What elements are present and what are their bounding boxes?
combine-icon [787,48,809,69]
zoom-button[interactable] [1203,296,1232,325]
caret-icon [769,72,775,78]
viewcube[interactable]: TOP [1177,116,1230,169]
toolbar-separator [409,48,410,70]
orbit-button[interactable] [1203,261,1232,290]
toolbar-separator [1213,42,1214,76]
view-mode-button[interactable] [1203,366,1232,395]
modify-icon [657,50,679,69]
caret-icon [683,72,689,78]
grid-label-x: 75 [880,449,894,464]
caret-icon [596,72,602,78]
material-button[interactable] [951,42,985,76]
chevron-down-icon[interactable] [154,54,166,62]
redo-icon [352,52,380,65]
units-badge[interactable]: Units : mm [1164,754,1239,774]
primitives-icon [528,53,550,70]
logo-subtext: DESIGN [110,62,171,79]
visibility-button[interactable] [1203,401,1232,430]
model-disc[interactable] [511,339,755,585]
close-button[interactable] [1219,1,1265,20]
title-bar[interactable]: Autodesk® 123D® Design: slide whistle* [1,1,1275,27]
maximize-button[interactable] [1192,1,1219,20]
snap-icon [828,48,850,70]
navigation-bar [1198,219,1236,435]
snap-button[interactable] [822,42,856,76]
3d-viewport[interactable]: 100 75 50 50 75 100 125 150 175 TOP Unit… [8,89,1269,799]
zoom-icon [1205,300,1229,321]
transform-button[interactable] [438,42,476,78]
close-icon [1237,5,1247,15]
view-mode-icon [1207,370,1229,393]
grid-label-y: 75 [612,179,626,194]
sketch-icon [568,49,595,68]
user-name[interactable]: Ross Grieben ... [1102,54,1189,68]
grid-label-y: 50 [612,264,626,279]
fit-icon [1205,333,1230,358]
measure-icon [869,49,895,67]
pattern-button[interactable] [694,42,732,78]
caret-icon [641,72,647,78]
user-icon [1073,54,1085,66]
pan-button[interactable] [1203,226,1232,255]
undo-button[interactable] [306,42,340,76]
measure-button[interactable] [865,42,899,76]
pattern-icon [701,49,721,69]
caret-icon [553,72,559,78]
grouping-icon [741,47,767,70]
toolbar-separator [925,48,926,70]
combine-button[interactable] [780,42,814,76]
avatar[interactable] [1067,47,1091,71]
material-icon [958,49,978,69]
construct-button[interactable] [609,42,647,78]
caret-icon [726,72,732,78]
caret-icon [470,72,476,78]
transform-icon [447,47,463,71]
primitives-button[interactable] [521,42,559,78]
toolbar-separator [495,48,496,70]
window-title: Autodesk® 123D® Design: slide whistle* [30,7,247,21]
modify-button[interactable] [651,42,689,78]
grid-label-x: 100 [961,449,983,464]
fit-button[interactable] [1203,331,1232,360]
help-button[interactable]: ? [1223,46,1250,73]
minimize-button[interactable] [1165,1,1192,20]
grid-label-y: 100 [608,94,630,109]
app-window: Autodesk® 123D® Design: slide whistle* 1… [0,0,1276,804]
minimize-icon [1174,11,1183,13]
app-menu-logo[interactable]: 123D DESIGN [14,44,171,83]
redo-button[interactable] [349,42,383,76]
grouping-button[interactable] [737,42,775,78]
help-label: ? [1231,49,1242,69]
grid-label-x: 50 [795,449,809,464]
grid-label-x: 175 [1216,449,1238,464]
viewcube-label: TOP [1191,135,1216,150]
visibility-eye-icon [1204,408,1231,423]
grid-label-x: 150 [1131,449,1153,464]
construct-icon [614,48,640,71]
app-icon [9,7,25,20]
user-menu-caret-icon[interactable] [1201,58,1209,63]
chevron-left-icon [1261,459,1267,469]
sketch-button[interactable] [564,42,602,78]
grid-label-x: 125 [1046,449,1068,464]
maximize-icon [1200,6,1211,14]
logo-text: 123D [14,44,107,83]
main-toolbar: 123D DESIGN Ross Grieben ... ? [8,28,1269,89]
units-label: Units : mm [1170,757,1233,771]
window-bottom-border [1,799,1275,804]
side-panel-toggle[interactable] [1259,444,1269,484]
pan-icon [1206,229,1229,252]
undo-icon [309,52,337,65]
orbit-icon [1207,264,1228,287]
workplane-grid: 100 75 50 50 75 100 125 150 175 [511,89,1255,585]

-*-

Rewrite the lines above, putting "divider" wherever "toolbar-separator" appears and leaving everything else unchanged.

What elements are present and what are their bounding boxes?
combine-icon [787,48,809,69]
zoom-button[interactable] [1203,296,1232,325]
caret-icon [769,72,775,78]
viewcube[interactable]: TOP [1177,116,1230,169]
divider [409,48,410,70]
orbit-button[interactable] [1203,261,1232,290]
divider [1213,42,1214,76]
view-mode-button[interactable] [1203,366,1232,395]
modify-icon [657,50,679,69]
caret-icon [683,72,689,78]
grid-label-x: 75 [880,449,894,464]
caret-icon [596,72,602,78]
material-button[interactable] [951,42,985,76]
chevron-down-icon[interactable] [154,54,166,62]
redo-icon [352,52,380,65]
units-badge[interactable]: Units : mm [1164,754,1239,774]
primitives-icon [528,53,550,70]
logo-subtext: DESIGN [110,62,171,79]
visibility-button[interactable] [1203,401,1232,430]
model-disc[interactable] [511,339,755,585]
close-button[interactable] [1219,1,1265,20]
title-bar[interactable]: Autodesk® 123D® Design: slide whistle* [1,1,1275,27]
maximize-button[interactable] [1192,1,1219,20]
snap-icon [828,48,850,70]
navigation-bar [1198,219,1236,435]
snap-button[interactable] [822,42,856,76]
3d-viewport[interactable]: 100 75 50 50 75 100 125 150 175 TOP Unit… [8,89,1269,799]
zoom-icon [1205,300,1229,321]
transform-button[interactable] [438,42,476,78]
close-icon [1237,5,1247,15]
view-mode-icon [1207,370,1229,393]
grid-label-y: 75 [612,179,626,194]
sketch-icon [568,49,595,68]
user-name[interactable]: Ross Grieben ... [1102,54,1189,68]
grid-label-y: 50 [612,264,626,279]
fit-icon [1205,333,1230,358]
measure-icon [869,49,895,67]
pattern-button[interactable] [694,42,732,78]
caret-icon [641,72,647,78]
user-icon [1073,54,1085,66]
pan-button[interactable] [1203,226,1232,255]
undo-button[interactable] [306,42,340,76]
measure-button[interactable] [865,42,899,76]
pattern-icon [701,49,721,69]
caret-icon [553,72,559,78]
grouping-icon [741,47,767,70]
divider [925,48,926,70]
combine-button[interactable] [780,42,814,76]
avatar[interactable] [1067,47,1091,71]
material-icon [958,49,978,69]
construct-button[interactable] [609,42,647,78]
caret-icon [726,72,732,78]
caret-icon [470,72,476,78]
transform-icon [447,47,463,71]
primitives-button[interactable] [521,42,559,78]
divider [495,48,496,70]
window-title: Autodesk® 123D® Design: slide whistle* [30,7,247,21]
modify-button[interactable] [651,42,689,78]
grid-label-x: 100 [961,449,983,464]
fit-button[interactable] [1203,331,1232,360]
help-button[interactable]: ? [1223,46,1250,73]
minimize-button[interactable] [1165,1,1192,20]
grid-label-y: 100 [608,94,630,109]
app-window: Autodesk® 123D® Design: slide whistle* 1… [0,0,1276,804]
minimize-icon [1174,11,1183,13]
app-menu-logo[interactable]: 123D DESIGN [14,44,171,83]
redo-button[interactable] [349,42,383,76]
grouping-button[interactable] [737,42,775,78]
help-label: ? [1231,49,1242,69]
grid-label-x: 50 [795,449,809,464]
grid-label-x: 175 [1216,449,1238,464]
viewcube-label: TOP [1191,135,1216,150]
visibility-eye-icon [1204,408,1231,423]
grid-label-x: 150 [1131,449,1153,464]
construct-icon [614,48,640,71]
app-icon [9,7,25,20]
user-menu-caret-icon[interactable] [1201,58,1209,63]
chevron-left-icon [1261,459,1267,469]
sketch-button[interactable] [564,42,602,78]
grid-label-x: 125 [1046,449,1068,464]
maximize-icon [1200,6,1211,14]
logo-text: 123D [14,44,107,83]
main-toolbar: 123D DESIGN Ross Grieben ... ? [8,28,1269,89]
units-label: Units : mm [1170,757,1233,771]
window-bottom-border [1,799,1275,804]
side-panel-toggle[interactable] [1259,444,1269,484]
pan-icon [1206,229,1229,252]
undo-icon [309,52,337,65]
orbit-icon [1207,264,1228,287]
workplane-grid: 100 75 50 50 75 100 125 150 175 [511,89,1255,585]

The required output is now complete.